(Stored data)
==========

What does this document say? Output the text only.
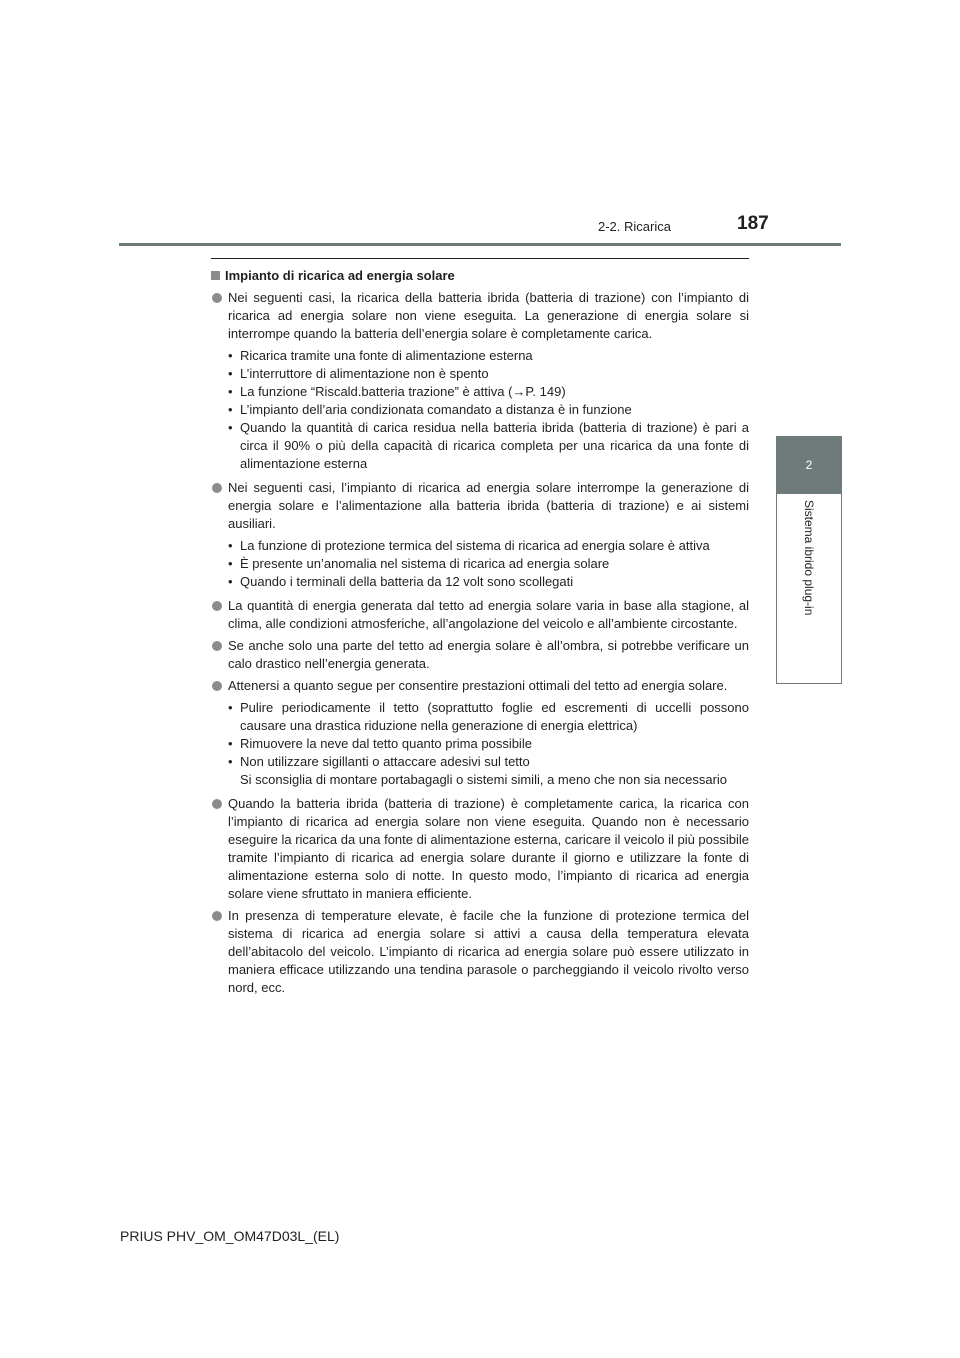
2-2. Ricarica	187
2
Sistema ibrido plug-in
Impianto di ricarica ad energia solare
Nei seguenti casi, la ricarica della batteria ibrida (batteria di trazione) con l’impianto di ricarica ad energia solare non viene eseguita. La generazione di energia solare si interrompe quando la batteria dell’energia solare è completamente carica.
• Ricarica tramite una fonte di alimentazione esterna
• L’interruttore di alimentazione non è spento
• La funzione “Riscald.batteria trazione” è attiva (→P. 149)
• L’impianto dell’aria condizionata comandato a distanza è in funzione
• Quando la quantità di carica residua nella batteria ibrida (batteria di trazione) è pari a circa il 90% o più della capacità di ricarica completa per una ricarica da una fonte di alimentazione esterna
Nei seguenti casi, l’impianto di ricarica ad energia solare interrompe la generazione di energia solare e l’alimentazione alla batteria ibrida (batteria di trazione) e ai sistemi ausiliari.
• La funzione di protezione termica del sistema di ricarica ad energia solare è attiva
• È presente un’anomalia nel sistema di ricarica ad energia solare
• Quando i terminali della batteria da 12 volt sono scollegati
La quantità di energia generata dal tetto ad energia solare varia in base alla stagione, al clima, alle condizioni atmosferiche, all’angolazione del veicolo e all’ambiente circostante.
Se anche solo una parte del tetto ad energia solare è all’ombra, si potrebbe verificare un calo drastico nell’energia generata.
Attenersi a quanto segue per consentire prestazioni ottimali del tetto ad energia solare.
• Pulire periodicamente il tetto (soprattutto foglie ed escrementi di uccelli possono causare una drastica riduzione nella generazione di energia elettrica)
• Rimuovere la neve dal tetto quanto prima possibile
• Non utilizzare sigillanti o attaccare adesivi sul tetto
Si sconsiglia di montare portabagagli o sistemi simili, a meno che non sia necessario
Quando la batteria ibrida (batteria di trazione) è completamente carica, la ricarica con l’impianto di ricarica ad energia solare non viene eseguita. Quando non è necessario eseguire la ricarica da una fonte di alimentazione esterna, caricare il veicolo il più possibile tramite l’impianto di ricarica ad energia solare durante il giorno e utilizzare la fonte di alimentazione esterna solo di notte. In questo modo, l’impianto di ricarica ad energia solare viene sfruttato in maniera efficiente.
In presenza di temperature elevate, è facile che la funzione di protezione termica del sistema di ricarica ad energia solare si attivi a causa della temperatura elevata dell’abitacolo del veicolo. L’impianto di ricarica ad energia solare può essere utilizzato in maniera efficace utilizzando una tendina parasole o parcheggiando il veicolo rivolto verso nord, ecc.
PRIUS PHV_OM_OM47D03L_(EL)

==========

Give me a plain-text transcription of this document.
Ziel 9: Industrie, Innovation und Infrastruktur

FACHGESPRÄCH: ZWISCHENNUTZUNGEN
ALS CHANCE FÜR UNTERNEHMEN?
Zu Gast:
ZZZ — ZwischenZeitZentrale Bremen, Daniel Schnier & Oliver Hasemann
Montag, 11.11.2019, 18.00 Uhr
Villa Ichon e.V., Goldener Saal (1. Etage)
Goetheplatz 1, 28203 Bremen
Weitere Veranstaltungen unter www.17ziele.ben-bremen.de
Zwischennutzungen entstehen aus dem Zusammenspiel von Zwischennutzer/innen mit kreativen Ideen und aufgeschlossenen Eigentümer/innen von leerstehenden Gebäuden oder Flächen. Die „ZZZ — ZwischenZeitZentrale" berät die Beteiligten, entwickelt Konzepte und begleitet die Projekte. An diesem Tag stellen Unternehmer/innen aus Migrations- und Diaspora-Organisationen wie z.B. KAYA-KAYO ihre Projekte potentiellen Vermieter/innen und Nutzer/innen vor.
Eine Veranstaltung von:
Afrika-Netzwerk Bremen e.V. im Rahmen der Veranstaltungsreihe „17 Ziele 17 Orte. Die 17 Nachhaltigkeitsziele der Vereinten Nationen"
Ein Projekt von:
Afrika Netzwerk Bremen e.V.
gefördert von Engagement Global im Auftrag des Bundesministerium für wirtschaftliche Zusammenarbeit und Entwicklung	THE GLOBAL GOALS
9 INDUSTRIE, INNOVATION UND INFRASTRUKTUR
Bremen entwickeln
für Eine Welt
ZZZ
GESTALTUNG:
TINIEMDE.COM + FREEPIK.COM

==========

▸ **Task requirements**
How many lines in the records above contain the word "Netzwerk"? Reply with the number and nothing more.

▸ **Exercise output**
2